#### Given entries
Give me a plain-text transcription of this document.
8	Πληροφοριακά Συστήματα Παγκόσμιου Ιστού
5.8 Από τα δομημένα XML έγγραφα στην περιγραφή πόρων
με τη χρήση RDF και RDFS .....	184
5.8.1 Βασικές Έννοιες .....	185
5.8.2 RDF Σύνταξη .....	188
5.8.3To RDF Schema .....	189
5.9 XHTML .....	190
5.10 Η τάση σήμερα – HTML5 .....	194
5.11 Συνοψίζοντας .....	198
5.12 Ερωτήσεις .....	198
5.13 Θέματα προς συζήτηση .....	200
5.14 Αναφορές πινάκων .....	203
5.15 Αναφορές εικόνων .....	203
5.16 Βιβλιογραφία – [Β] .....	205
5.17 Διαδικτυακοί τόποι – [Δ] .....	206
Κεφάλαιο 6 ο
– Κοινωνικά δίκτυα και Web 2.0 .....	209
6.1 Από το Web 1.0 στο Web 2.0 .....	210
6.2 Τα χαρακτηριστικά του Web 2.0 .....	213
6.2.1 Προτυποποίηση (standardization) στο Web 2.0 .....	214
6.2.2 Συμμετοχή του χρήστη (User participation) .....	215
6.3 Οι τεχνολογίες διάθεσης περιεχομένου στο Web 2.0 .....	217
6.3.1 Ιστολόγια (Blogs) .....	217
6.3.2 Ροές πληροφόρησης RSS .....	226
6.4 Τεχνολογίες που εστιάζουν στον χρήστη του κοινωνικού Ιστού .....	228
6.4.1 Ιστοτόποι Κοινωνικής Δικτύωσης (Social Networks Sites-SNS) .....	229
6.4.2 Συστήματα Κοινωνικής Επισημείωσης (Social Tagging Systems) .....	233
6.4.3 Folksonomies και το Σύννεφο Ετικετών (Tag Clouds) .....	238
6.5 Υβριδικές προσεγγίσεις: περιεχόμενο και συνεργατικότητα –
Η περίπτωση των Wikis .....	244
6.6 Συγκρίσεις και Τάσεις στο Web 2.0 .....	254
########
### Stated exercise
Transcribe the material above word for word.

### Output of the exercise
Give me a plain-text transcription of this document.
8	Πληροφοριακά Συστήματα Παγκόσμιου Ιστού
5.8 Από τα δομημένα XML έγγραφα στην περιγραφή πόρων
με τη χρήση RDF και RDFS .....	184
5.8.1 Βασικές Έννοιες .....	185
5.8.2 RDF Σύνταξη .....	188
5.8.3To RDF Schema .....	189
5.9 XHTML .....	190
5.10 Η τάση σήμερα – HTML5 .....	194
5.11 Συνοψίζοντας .....	198
5.12 Ερωτήσεις .....	198
5.13 Θέματα προς συζήτηση .....	200
5.14 Αναφορές πινάκων .....	203
5.15 Αναφορές εικόνων .....	203
5.16 Βιβλιογραφία – [Β] .....	205
5.17 Διαδικτυακοί τόποι – [Δ] .....	206
Κεφάλαιο 6 ο
– Κοινωνικά δίκτυα και Web 2.0 .....	209
6.1 Από το Web 1.0 στο Web 2.0 .....	210
6.2 Τα χαρακτηριστικά του Web 2.0 .....	213
6.2.1 Προτυποποίηση (standardization) στο Web 2.0 .....	214
6.2.2 Συμμετοχή του χρήστη (User participation) .....	215
6.3 Οι τεχνολογίες διάθεσης περιεχομένου στο Web 2.0 .....	217
6.3.1 Ιστολόγια (Blogs) .....	217
6.3.2 Ροές πληροφόρησης RSS .....	226
6.4 Τεχνολογίες που εστιάζουν στον χρήστη του κοινωνικού Ιστού .....	228
6.4.1 Ιστοτόποι Κοινωνικής Δικτύωσης (Social Networks Sites-SNS) .....	229
6.4.2 Συστήματα Κοινωνικής Επισημείωσης (Social Tagging Systems) .....	233
6.4.3 Folksonomies και το Σύννεφο Ετικετών (Tag Clouds) .....	238
6.5 Υβριδικές προσεγγίσεις: περιεχόμενο και συνεργατικότητα –
Η περίπτωση των Wikis .....	244
6.6 Συγκρίσεις και Τάσεις στο Web 2.0 .....	254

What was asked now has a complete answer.